Provide the records once more, identical to the original.

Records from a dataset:
+++
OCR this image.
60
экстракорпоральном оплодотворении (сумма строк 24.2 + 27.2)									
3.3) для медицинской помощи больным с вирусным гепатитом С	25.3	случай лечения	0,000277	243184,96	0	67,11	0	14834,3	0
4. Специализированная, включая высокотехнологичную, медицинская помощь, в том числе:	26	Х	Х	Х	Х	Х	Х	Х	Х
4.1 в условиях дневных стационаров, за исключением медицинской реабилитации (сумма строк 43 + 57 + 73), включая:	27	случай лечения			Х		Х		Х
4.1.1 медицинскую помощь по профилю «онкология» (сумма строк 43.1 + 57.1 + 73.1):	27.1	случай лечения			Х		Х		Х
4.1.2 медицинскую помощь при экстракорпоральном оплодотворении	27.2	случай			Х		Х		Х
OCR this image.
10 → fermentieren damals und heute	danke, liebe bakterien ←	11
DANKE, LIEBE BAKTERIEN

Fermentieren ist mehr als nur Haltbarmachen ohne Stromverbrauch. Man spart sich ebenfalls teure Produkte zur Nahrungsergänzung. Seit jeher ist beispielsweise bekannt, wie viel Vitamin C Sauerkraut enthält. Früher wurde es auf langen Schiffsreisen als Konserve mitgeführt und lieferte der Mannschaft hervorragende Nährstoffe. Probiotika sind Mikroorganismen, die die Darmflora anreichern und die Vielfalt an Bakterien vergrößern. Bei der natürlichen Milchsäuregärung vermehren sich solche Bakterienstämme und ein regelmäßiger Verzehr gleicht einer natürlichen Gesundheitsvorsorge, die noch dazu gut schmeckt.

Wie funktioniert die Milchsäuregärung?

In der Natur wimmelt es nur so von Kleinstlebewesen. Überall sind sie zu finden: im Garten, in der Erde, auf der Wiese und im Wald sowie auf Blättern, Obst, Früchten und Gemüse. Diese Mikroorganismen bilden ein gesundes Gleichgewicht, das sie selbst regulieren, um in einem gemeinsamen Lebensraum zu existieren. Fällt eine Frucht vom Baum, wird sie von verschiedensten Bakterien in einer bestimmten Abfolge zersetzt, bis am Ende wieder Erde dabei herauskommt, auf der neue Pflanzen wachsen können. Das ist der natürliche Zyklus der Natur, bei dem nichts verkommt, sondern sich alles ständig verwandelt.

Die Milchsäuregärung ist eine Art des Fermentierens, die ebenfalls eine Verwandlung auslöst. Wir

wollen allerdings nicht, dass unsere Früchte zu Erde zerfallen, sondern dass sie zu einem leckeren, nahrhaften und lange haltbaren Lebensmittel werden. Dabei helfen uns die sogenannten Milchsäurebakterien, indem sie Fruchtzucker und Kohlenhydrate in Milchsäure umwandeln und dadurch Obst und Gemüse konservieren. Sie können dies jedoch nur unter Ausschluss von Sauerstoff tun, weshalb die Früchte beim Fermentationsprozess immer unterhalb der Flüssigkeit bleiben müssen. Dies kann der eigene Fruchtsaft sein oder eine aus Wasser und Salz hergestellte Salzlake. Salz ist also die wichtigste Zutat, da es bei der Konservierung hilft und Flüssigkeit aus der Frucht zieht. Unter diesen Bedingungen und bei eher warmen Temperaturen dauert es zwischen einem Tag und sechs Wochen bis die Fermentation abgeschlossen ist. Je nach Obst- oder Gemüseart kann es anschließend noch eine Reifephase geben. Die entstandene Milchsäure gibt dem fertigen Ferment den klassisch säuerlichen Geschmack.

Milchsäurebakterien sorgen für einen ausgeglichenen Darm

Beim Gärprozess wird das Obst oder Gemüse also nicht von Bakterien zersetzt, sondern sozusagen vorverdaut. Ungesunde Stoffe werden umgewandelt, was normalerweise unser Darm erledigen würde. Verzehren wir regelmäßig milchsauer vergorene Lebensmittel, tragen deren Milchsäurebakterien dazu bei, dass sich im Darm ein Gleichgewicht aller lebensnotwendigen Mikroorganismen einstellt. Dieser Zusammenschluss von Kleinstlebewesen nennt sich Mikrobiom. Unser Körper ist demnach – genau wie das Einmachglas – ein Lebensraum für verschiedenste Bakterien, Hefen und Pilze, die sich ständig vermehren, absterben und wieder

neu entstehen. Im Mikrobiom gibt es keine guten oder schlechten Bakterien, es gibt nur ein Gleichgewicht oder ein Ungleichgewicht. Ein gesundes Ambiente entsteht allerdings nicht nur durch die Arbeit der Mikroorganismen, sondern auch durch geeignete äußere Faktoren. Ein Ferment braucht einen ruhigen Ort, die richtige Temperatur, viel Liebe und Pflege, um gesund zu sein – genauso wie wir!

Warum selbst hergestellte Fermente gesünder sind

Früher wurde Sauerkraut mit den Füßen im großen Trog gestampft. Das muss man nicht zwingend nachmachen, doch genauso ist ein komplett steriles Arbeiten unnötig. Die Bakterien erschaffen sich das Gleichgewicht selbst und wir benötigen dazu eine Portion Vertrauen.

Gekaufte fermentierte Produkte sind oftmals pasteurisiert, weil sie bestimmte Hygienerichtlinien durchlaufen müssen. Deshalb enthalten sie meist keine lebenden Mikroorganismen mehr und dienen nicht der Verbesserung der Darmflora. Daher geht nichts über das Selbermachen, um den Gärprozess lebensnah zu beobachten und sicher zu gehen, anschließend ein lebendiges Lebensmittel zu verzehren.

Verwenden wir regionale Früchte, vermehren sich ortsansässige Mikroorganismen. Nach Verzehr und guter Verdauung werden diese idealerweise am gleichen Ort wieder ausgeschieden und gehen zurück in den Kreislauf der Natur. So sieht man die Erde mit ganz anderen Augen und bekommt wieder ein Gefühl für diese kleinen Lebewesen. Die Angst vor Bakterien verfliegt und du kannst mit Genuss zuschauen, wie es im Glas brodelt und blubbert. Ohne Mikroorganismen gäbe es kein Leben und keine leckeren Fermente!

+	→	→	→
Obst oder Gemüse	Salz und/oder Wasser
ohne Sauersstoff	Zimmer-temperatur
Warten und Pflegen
+++
- Task output:
OCR this image.
60
экстракорпоральном оплодотворении (сумма строк 24.2 + 27.2)									
3.3) для медицинской помощи больным с вирусным гепатитом С	25.3	случай лечения	0,000277	243184,96	0	67,11	0	14834,3	0
4. Специализированная, включая высокотехнологичную, медицинская помощь, в том числе:	26	Х	Х	Х	Х	Х	Х	Х	Х
4.1 в условиях дневных стационаров, за исключением медицинской реабилитации (сумма строк 43 + 57 + 73), включая:	27	случай лечения			Х		Х		Х
4.1.1 медицинскую помощь по профилю «онкология» (сумма строк 43.1 + 57.1 + 73.1):	27.1	случай лечения			Х		Х		Х
4.1.2 медицинскую помощь при экстракорпоральном оплодотворении	27.2	случай			Х		Х		Х
OCR this image.
10 → fermentieren damals und heute	danke, liebe bakterien ←	11
DANKE, LIEBE BAKTERIEN

Fermentieren ist mehr als nur Haltbarmachen ohne Stromverbrauch. Man spart sich ebenfalls teure Produkte zur Nahrungsergänzung. Seit jeher ist beispielsweise bekannt, wie viel Vitamin C Sauerkraut enthält. Früher wurde es auf langen Schiffsreisen als Konserve mitgeführt und lieferte der Mannschaft hervorragende Nährstoffe. Probiotika sind Mikroorganismen, die die Darmflora anreichern und die Vielfalt an Bakterien vergrößern. Bei der natürlichen Milchsäuregärung vermehren sich solche Bakterienstämme und ein regelmäßiger Verzehr gleicht einer natürlichen Gesundheitsvorsorge, die noch dazu gut schmeckt.

Wie funktioniert die Milchsäuregärung?

In der Natur wimmelt es nur so von Kleinstlebewesen. Überall sind sie zu finden: im Garten, in der Erde, auf der Wiese und im Wald sowie auf Blättern, Obst, Früchten und Gemüse. Diese Mikroorganismen bilden ein gesundes Gleichgewicht, das sie selbst regulieren, um in einem gemeinsamen Lebensraum zu existieren. Fällt eine Frucht vom Baum, wird sie von verschiedensten Bakterien in einer bestimmten Abfolge zersetzt, bis am Ende wieder Erde dabei herauskommt, auf der neue Pflanzen wachsen können. Das ist der natürliche Zyklus der Natur, bei dem nichts verkommt, sondern sich alles ständig verwandelt.

Die Milchsäuregärung ist eine Art des Fermentierens, die ebenfalls eine Verwandlung auslöst. Wir

wollen allerdings nicht, dass unsere Früchte zu Erde zerfallen, sondern dass sie zu einem leckeren, nahrhaften und lange haltbaren Lebensmittel werden. Dabei helfen uns die sogenannten Milchsäurebakterien, indem sie Fruchtzucker und Kohlenhydrate in Milchsäure umwandeln und dadurch Obst und Gemüse konservieren. Sie können dies jedoch nur unter Ausschluss von Sauerstoff tun, weshalb die Früchte beim Fermentationsprozess immer unterhalb der Flüssigkeit bleiben müssen. Dies kann der eigene Fruchtsaft sein oder eine aus Wasser und Salz hergestellte Salzlake. Salz ist also die wichtigste Zutat, da es bei der Konservierung hilft und Flüssigkeit aus der Frucht zieht. Unter diesen Bedingungen und bei eher warmen Temperaturen dauert es zwischen einem Tag und sechs Wochen bis die Fermentation abgeschlossen ist. Je nach Obst- oder Gemüseart kann es anschließend noch eine Reifephase geben. Die entstandene Milchsäure gibt dem fertigen Ferment den klassisch säuerlichen Geschmack.

Milchsäurebakterien sorgen für einen ausgeglichenen Darm

Beim Gärprozess wird das Obst oder Gemüse also nicht von Bakterien zersetzt, sondern sozusagen vorverdaut. Ungesunde Stoffe werden umgewandelt, was normalerweise unser Darm erledigen würde. Verzehren wir regelmäßig milchsauer vergorene Lebensmittel, tragen deren Milchsäurebakterien dazu bei, dass sich im Darm ein Gleichgewicht aller lebensnotwendigen Mikroorganismen einstellt. Dieser Zusammenschluss von Kleinstlebewesen nennt sich Mikrobiom. Unser Körper ist demnach – genau wie das Einmachglas – ein Lebensraum für verschiedenste Bakterien, Hefen und Pilze, die sich ständig vermehren, absterben und wieder

neu entstehen. Im Mikrobiom gibt es keine guten oder schlechten Bakterien, es gibt nur ein Gleichgewicht oder ein Ungleichgewicht. Ein gesundes Ambiente entsteht allerdings nicht nur durch die Arbeit der Mikroorganismen, sondern auch durch geeignete äußere Faktoren. Ein Ferment braucht einen ruhigen Ort, die richtige Temperatur, viel Liebe und Pflege, um gesund zu sein – genauso wie wir!

Warum selbst hergestellte Fermente gesünder sind

Früher wurde Sauerkraut mit den Füßen im großen Trog gestampft. Das muss man nicht zwingend nachmachen, doch genauso ist ein komplett steriles Arbeiten unnötig. Die Bakterien erschaffen sich das Gleichgewicht selbst und wir benötigen dazu eine Portion Vertrauen.

Gekaufte fermentierte Produkte sind oftmals pasteurisiert, weil sie bestimmte Hygienerichtlinien durchlaufen müssen. Deshalb enthalten sie meist keine lebenden Mikroorganismen mehr und dienen nicht der Verbesserung der Darmflora. Daher geht nichts über das Selbermachen, um den Gärprozess lebensnah zu beobachten und sicher zu gehen, anschließend ein lebendiges Lebensmittel zu verzehren.

Verwenden wir regionale Früchte, vermehren sich ortsansässige Mikroorganismen. Nach Verzehr und guter Verdauung werden diese idealerweise am gleichen Ort wieder ausgeschieden und gehen zurück in den Kreislauf der Natur. So sieht man die Erde mit ganz anderen Augen und bekommt wieder ein Gefühl für diese kleinen Lebewesen. Die Angst vor Bakterien verfliegt und du kannst mit Genuss zuschauen, wie es im Glas brodelt und blubbert. Ohne Mikroorganismen gäbe es kein Leben und keine leckeren Fermente!

+	→	→	→
Obst oder Gemüse	Salz und/oder Wasser
ohne Sauersstoff	Zimmer-temperatur
Warten und Pflegen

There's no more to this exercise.